Exercise description → Reproduce every entry below precisely. Pictures are excluded from the copy.
***
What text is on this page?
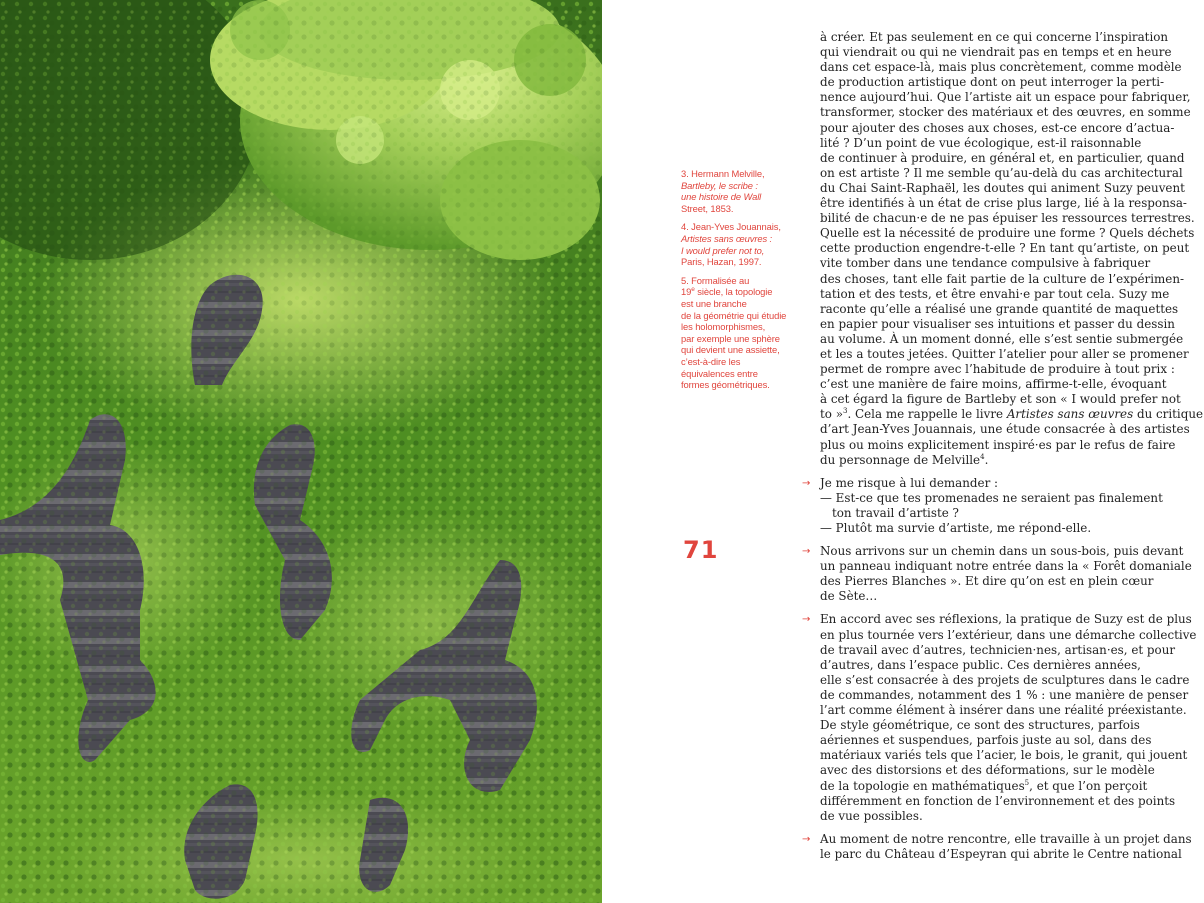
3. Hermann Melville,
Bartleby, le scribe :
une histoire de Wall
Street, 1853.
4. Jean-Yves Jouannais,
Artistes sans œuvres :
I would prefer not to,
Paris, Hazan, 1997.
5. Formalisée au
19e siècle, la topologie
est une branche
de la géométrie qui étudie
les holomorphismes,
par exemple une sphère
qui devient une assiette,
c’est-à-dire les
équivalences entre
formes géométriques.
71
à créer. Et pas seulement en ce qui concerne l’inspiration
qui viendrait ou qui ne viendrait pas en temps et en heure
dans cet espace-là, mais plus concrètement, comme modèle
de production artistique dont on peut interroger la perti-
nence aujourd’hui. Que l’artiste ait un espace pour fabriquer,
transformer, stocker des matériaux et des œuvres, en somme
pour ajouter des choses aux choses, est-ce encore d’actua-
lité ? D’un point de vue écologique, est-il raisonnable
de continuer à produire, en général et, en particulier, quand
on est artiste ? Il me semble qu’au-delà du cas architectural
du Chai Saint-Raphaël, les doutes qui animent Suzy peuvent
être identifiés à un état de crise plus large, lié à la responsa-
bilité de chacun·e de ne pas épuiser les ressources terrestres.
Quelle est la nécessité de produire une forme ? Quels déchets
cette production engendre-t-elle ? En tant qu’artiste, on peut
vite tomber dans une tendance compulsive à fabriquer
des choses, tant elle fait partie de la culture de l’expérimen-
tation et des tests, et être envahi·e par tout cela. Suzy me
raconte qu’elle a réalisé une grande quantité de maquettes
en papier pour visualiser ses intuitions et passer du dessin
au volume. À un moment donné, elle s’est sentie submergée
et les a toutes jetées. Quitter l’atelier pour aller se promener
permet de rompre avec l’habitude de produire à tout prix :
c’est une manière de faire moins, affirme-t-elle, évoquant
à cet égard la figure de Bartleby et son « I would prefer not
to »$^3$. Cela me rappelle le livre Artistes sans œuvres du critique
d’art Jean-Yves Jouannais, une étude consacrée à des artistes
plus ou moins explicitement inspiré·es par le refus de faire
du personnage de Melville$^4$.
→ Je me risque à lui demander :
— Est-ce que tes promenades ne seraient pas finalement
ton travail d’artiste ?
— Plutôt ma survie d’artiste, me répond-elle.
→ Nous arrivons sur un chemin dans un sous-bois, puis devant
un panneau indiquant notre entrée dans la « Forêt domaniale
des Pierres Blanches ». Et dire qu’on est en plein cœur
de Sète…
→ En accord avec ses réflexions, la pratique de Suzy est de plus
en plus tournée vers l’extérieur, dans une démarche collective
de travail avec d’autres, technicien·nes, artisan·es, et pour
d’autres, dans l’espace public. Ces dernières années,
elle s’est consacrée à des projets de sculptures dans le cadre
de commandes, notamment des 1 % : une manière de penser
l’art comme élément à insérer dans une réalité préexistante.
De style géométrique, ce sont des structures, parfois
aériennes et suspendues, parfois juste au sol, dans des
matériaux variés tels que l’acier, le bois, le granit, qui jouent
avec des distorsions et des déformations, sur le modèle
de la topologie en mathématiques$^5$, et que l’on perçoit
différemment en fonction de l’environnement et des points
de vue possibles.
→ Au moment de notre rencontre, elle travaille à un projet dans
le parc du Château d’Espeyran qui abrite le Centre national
***
Exercise result →
What text is on this page?
3. Hermann Melville,
Bartleby, le scribe :
une histoire de Wall
Street, 1853.
4. Jean-Yves Jouannais,
Artistes sans œuvres :
I would prefer not to,
Paris, Hazan, 1997.
5. Formalisée au
19e siècle, la topologie
est une branche
de la géométrie qui étudie
les holomorphismes,
par exemple une sphère
qui devient une assiette,
c’est-à-dire les
équivalences entre
formes géométriques.
71
à créer. Et pas seulement en ce qui concerne l’inspiration
qui viendrait ou qui ne viendrait pas en temps et en heure
dans cet espace-là, mais plus concrètement, comme modèle
de production artistique dont on peut interroger la perti-
nence aujourd’hui. Que l’artiste ait un espace pour fabriquer,
transformer, stocker des matériaux et des œuvres, en somme
pour ajouter des choses aux choses, est-ce encore d’actua-
lité ? D’un point de vue écologique, est-il raisonnable
de continuer à produire, en général et, en particulier, quand
on est artiste ? Il me semble qu’au-delà du cas architectural
du Chai Saint-Raphaël, les doutes qui animent Suzy peuvent
être identifiés à un état de crise plus large, lié à la responsa-
bilité de chacun·e de ne pas épuiser les ressources terrestres.
Quelle est la nécessité de produire une forme ? Quels déchets
cette production engendre-t-elle ? En tant qu’artiste, on peut
vite tomber dans une tendance compulsive à fabriquer
des choses, tant elle fait partie de la culture de l’expérimen-
tation et des tests, et être envahi·e par tout cela. Suzy me
raconte qu’elle a réalisé une grande quantité de maquettes
en papier pour visualiser ses intuitions et passer du dessin
au volume. À un moment donné, elle s’est sentie submergée
et les a toutes jetées. Quitter l’atelier pour aller se promener
permet de rompre avec l’habitude de produire à tout prix :
c’est une manière de faire moins, affirme-t-elle, évoquant
à cet égard la figure de Bartleby et son « I would prefer not
to »$^3$. Cela me rappelle le livre Artistes sans œuvres du critique
d’art Jean-Yves Jouannais, une étude consacrée à des artistes
plus ou moins explicitement inspiré·es par le refus de faire
du personnage de Melville$^4$.
→ Je me risque à lui demander :
— Est-ce que tes promenades ne seraient pas finalement
ton travail d’artiste ?
— Plutôt ma survie d’artiste, me répond-elle.
→ Nous arrivons sur un chemin dans un sous-bois, puis devant
un panneau indiquant notre entrée dans la « Forêt domaniale
des Pierres Blanches ». Et dire qu’on est en plein cœur
de Sète…
→ En accord avec ses réflexions, la pratique de Suzy est de plus
en plus tournée vers l’extérieur, dans une démarche collective
de travail avec d’autres, technicien·nes, artisan·es, et pour
d’autres, dans l’espace public. Ces dernières années,
elle s’est consacrée à des projets de sculptures dans le cadre
de commandes, notamment des 1 % : une manière de penser
l’art comme élément à insérer dans une réalité préexistante.
De style géométrique, ce sont des structures, parfois
aériennes et suspendues, parfois juste au sol, dans des
matériaux variés tels que l’acier, le bois, le granit, qui jouent
avec des distorsions et des déformations, sur le modèle
de la topologie en mathématiques$^5$, et que l’on perçoit
différemment en fonction de l’environnement et des points
de vue possibles.
→ Au moment de notre rencontre, elle travaille à un projet dans
le parc du Château d’Espeyran qui abrite le Centre national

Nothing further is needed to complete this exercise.